## WRITTEN TASK
Copy out word for word every line from the beginning of the records up to and including the line that contains "message-input[interactable]: hai bryan, How".

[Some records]
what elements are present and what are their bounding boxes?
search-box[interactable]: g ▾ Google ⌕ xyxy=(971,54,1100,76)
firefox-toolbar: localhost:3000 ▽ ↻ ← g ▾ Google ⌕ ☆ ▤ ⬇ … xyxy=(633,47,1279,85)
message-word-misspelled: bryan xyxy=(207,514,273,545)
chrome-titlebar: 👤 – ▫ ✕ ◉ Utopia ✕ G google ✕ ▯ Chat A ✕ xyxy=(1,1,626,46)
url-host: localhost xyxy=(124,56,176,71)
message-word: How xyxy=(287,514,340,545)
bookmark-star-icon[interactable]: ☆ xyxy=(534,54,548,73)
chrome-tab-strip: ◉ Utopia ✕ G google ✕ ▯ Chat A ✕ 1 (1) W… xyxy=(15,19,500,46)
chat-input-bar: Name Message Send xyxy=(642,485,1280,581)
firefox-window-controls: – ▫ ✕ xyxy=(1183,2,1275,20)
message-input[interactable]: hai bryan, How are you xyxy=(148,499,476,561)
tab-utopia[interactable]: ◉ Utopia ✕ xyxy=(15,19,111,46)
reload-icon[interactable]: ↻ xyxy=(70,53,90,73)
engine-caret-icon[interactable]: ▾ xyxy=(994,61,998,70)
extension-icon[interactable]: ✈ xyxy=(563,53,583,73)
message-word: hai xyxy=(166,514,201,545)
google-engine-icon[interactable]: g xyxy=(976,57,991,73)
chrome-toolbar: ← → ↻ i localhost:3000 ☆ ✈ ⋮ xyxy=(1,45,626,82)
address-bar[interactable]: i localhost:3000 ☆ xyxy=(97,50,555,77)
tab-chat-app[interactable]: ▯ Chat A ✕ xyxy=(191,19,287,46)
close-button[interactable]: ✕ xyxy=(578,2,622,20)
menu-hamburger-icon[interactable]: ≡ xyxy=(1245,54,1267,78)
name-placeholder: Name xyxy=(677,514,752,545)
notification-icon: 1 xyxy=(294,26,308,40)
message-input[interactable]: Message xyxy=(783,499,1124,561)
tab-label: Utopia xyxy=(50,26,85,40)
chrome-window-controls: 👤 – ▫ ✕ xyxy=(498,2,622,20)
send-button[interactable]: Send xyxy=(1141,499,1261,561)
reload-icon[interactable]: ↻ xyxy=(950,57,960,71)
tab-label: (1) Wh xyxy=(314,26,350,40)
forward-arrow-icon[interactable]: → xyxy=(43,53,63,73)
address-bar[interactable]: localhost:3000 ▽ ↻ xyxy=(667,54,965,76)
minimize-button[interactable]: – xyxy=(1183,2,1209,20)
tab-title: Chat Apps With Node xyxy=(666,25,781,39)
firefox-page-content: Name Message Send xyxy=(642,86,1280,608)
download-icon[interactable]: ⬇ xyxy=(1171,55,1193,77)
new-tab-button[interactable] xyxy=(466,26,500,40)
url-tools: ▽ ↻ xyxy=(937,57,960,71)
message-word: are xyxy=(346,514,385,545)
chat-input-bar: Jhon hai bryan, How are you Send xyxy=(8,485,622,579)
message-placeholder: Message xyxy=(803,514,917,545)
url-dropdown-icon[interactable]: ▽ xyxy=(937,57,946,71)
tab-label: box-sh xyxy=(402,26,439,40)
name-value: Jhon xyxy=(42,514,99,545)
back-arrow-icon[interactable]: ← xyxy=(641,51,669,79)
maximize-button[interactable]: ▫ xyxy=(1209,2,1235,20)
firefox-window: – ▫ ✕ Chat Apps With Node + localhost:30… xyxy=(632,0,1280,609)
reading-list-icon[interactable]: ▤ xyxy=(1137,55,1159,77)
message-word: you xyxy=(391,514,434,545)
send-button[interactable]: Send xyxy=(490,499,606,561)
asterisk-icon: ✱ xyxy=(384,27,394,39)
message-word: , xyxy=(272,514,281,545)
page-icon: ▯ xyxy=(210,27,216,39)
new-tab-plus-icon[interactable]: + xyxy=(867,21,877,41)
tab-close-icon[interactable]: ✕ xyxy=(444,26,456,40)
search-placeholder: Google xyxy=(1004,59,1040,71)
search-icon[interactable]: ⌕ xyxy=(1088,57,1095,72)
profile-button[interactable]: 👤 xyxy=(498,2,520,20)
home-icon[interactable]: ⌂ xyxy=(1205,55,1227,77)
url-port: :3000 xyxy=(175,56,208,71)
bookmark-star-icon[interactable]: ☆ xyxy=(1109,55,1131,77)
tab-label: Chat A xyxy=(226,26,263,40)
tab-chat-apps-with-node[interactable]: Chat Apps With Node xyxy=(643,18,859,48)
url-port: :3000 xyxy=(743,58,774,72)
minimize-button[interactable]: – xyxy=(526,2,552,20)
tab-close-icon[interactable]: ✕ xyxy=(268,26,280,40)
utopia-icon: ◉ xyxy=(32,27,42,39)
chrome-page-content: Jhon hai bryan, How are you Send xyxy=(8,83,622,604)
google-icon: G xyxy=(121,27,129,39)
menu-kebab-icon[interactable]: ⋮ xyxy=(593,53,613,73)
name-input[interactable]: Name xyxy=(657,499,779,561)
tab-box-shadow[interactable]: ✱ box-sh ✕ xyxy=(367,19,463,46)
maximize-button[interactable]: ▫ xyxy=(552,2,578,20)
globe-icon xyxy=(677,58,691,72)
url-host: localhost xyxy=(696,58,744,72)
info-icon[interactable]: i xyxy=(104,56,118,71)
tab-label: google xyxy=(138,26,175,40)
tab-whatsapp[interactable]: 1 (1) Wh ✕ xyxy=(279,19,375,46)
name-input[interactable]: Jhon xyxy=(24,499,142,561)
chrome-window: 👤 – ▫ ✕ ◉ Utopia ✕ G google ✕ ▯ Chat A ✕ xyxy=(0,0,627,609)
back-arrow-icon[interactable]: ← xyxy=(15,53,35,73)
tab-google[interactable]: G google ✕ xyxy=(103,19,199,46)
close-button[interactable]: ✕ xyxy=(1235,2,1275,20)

## TASK SOLUTION
what elements are present and what are their bounding boxes?
search-box[interactable]: g ▾ Google ⌕ xyxy=(971,54,1100,76)
firefox-toolbar: localhost:3000 ▽ ↻ ← g ▾ Google ⌕ ☆ ▤ ⬇ … xyxy=(633,47,1279,85)
message-word-misspelled: bryan xyxy=(207,514,273,545)
chrome-titlebar: 👤 – ▫ ✕ ◉ Utopia ✕ G google ✕ ▯ Chat A ✕ xyxy=(1,1,626,46)
url-host: localhost xyxy=(124,56,176,71)
message-word: How xyxy=(287,514,340,545)
bookmark-star-icon[interactable]: ☆ xyxy=(534,54,548,73)
chrome-tab-strip: ◉ Utopia ✕ G google ✕ ▯ Chat A ✕ 1 (1) W… xyxy=(15,19,500,46)
chat-input-bar: Name Message Send xyxy=(642,485,1280,581)
firefox-window-controls: – ▫ ✕ xyxy=(1183,2,1275,20)
message-input[interactable]: hai bryan, How are you xyxy=(148,499,476,561)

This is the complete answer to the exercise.